Records from a data collection
══════════════════════════════

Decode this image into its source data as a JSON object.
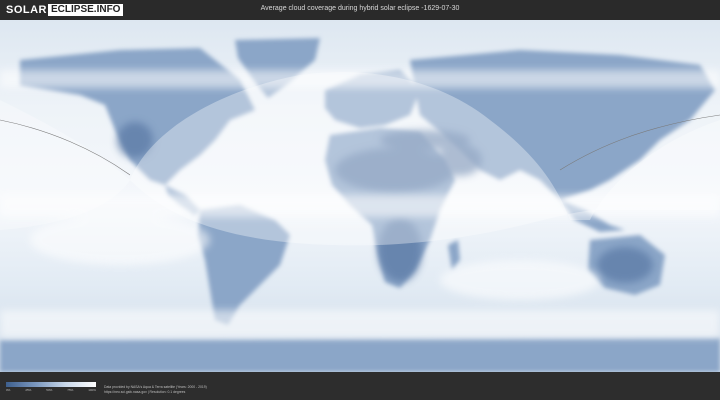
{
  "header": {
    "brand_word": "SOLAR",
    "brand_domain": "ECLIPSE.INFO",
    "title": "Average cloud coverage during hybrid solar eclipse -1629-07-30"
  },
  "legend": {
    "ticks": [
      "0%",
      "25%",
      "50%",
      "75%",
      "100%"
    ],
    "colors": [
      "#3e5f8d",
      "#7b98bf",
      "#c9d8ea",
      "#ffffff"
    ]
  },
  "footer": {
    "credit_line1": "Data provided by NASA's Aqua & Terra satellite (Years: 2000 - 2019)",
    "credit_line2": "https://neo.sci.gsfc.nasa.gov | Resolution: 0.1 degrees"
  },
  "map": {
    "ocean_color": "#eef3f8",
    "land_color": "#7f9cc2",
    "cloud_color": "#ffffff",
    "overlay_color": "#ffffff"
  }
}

══════════════════════════════

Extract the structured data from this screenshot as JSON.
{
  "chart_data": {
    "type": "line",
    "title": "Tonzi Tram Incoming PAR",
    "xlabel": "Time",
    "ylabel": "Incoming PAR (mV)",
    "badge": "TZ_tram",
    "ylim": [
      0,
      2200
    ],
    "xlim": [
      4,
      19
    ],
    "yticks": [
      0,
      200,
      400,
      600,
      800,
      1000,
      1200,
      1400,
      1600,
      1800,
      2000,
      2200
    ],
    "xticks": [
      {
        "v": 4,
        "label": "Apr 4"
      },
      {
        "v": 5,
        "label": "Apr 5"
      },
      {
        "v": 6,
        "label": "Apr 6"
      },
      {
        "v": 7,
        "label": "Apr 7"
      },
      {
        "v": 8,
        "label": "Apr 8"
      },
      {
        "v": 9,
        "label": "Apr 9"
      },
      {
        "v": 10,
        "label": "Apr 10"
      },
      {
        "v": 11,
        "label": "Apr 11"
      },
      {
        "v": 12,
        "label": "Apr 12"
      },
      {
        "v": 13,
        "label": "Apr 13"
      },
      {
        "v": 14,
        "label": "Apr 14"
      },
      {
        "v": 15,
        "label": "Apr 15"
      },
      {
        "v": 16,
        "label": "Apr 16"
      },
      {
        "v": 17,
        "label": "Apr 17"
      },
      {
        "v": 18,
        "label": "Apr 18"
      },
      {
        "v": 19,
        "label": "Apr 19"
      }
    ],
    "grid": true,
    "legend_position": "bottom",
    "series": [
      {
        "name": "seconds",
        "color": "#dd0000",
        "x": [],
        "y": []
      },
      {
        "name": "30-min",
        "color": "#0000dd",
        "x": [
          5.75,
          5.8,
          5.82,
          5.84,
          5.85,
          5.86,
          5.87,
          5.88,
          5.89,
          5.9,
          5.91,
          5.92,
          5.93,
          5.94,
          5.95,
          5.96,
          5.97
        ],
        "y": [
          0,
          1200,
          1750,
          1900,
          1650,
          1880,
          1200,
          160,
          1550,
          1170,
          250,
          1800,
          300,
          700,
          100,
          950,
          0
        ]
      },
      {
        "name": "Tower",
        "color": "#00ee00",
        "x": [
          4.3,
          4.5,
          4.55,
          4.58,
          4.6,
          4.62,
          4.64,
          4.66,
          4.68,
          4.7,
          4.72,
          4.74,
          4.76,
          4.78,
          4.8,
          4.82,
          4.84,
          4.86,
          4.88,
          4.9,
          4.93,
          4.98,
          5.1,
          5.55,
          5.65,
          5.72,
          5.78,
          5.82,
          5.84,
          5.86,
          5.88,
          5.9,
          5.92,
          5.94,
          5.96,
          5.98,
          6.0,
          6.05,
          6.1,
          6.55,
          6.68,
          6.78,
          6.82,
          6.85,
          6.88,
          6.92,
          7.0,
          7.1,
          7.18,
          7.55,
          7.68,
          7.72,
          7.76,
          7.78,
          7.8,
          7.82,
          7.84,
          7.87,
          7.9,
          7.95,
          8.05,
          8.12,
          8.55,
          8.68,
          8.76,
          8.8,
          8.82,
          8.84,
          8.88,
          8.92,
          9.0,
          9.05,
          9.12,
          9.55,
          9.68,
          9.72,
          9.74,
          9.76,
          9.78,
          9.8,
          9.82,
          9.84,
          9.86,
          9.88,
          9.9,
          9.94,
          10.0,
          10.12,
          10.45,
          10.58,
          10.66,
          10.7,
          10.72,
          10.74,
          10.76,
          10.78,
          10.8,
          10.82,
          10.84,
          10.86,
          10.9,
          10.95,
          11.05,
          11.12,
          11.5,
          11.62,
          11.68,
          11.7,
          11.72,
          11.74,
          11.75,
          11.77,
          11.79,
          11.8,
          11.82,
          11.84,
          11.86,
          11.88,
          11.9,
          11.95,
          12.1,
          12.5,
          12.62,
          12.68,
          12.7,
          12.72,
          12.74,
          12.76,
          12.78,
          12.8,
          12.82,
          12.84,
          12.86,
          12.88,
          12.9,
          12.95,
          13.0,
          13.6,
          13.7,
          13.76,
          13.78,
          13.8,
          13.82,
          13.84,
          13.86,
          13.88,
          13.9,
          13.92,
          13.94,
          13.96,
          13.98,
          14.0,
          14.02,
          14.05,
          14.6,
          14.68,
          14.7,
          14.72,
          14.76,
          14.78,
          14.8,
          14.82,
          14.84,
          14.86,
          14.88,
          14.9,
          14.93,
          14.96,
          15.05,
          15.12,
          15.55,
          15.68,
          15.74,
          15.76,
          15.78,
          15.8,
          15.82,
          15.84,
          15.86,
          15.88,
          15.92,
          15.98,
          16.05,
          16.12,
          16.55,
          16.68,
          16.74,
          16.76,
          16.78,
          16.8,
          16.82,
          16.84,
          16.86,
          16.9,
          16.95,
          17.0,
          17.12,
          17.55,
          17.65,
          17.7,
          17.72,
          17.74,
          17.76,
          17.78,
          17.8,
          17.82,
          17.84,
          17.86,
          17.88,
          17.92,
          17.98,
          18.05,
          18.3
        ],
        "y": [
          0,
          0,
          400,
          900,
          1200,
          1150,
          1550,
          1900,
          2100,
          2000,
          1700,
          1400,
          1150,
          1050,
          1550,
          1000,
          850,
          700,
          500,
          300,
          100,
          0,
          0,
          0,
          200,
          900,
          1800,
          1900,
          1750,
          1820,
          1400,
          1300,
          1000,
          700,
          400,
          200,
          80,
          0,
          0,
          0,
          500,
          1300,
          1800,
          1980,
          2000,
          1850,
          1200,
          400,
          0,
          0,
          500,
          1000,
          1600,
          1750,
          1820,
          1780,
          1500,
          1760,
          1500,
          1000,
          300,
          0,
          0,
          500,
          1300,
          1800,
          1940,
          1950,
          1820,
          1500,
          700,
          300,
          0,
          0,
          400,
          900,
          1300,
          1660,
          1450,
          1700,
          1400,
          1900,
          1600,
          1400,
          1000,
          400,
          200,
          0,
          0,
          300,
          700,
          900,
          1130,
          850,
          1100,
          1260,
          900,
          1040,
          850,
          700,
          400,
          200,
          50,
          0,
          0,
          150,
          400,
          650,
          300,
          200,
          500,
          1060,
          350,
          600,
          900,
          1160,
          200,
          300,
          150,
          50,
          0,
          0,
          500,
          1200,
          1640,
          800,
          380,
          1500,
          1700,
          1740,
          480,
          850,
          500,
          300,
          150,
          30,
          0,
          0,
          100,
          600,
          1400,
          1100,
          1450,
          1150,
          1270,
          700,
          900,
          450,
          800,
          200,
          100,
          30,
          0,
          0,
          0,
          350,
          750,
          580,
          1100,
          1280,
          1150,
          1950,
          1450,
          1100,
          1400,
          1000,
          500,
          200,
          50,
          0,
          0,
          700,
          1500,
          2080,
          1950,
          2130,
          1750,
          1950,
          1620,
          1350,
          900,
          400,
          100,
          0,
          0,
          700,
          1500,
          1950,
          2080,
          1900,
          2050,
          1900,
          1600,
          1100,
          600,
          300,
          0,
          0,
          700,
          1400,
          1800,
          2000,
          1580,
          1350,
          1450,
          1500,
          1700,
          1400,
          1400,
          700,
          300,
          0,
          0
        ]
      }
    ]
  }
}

══════════════════════════════

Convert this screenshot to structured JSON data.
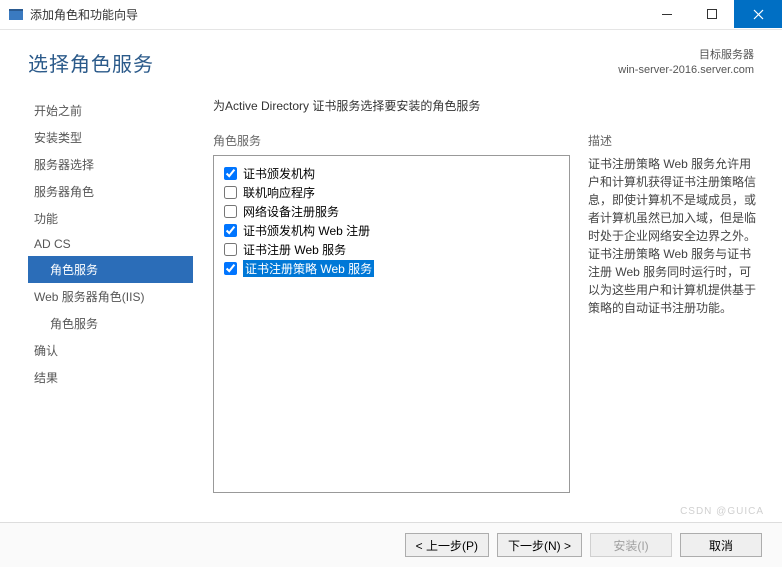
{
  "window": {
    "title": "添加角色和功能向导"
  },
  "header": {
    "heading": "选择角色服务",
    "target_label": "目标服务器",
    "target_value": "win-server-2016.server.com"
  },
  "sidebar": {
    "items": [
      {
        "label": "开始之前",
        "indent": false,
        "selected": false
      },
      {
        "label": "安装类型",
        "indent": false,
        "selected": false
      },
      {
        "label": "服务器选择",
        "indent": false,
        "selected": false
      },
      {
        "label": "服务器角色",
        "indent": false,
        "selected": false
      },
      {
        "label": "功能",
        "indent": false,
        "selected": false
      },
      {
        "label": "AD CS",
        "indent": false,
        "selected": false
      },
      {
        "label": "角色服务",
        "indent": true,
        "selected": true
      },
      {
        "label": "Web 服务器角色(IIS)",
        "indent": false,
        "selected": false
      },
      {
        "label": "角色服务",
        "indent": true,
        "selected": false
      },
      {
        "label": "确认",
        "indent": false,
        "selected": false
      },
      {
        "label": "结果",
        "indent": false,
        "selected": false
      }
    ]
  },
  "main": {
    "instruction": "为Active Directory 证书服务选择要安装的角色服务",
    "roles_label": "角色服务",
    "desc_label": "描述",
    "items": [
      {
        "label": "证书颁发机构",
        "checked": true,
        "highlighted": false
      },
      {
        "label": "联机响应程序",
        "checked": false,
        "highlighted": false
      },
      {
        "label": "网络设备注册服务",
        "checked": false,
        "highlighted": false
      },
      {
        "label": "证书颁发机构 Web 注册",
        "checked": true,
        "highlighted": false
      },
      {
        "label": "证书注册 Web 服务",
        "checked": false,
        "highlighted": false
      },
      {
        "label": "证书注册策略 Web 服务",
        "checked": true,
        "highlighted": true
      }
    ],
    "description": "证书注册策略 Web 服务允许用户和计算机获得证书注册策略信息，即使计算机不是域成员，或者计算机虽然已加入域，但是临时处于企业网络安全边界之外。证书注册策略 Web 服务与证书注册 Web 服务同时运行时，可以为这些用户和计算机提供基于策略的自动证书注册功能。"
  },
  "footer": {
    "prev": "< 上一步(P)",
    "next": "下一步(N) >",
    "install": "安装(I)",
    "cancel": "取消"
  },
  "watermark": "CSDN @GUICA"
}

══════════════════════════════

● **The exercise**
State the count of lines in the data holding the word "证书注册策略", adding nothing to it.

● **Problem solution**
2